**INPUT ROWS**:
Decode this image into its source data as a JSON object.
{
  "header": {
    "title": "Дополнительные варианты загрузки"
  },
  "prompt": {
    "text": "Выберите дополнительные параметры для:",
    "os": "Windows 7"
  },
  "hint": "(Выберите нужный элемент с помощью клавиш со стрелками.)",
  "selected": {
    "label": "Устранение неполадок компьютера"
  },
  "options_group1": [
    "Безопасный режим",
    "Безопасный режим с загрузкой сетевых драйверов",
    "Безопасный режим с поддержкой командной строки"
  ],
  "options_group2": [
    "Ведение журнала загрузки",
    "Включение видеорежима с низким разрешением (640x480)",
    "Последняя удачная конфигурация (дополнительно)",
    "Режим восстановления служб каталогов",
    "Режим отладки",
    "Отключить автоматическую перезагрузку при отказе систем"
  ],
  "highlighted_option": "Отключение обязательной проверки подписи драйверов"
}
---
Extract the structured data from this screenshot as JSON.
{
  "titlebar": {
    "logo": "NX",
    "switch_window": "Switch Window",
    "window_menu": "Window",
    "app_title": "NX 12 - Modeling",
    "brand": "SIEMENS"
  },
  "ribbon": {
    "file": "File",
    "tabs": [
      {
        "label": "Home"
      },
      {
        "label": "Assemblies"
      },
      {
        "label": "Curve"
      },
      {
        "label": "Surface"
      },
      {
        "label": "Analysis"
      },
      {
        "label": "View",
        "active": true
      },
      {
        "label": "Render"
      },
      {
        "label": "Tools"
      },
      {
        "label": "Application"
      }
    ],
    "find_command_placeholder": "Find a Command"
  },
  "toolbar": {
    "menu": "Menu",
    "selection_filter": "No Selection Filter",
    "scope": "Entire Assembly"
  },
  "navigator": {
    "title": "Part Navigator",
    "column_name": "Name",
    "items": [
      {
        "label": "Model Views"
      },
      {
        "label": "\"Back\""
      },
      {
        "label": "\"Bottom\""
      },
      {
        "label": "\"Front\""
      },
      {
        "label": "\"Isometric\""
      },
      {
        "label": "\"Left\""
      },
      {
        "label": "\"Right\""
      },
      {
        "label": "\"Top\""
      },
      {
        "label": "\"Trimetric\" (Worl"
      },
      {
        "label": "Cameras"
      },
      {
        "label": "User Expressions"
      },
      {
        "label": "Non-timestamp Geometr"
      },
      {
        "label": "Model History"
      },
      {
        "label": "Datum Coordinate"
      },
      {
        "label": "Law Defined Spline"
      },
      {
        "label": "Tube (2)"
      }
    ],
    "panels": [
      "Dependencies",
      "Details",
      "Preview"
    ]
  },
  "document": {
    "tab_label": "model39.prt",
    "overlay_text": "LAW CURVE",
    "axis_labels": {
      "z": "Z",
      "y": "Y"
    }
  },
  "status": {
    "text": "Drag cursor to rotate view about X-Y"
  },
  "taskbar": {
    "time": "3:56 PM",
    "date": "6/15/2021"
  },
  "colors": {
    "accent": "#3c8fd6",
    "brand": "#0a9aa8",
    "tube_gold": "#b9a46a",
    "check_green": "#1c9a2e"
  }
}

**TASK TO COMPLETE**:
Copy out each line of the material that holds the word "this".

**TASK ANSWER**:
Decode this image into its source data as a JSON object.
Extract the structured data from this screenshot as JSON.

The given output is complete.